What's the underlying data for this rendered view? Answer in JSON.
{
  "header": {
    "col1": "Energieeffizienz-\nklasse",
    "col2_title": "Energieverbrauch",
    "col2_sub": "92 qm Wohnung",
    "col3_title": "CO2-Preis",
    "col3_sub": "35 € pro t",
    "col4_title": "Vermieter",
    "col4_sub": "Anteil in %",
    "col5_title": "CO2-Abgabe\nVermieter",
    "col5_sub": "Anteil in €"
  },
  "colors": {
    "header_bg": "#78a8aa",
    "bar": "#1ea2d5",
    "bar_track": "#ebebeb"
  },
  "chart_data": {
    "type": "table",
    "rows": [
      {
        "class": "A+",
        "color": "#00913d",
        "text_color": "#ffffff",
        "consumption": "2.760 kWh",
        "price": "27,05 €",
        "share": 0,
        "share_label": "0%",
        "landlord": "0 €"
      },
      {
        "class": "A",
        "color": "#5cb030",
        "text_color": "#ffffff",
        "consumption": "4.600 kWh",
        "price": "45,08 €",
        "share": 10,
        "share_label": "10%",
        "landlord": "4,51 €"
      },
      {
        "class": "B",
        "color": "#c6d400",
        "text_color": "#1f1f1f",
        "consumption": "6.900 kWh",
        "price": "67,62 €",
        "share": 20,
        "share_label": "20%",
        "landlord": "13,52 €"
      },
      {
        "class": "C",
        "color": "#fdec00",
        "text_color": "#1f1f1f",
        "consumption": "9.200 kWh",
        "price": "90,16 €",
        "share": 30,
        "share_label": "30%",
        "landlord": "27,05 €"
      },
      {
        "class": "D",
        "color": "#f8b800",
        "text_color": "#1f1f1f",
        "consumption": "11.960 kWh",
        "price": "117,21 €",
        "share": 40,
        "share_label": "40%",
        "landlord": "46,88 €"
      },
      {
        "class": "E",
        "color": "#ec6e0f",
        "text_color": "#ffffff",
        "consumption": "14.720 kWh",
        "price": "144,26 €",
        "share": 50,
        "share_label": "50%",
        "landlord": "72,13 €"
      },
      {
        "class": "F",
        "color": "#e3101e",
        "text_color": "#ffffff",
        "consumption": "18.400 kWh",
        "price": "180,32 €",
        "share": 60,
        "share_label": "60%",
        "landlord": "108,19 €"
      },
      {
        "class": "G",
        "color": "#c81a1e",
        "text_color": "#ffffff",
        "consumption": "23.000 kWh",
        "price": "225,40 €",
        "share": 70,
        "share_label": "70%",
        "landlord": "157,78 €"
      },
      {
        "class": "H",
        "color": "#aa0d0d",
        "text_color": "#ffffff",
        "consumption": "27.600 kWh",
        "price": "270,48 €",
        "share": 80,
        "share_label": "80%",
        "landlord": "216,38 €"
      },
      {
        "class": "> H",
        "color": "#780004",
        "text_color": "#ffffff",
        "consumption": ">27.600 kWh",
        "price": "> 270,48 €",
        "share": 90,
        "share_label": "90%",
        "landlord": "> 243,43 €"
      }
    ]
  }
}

PROBLEM DETAILS —
Find and count the lines of the data that include the string "class", and report that figure by itself.

SOLUTION TO THE EXERCISE —
10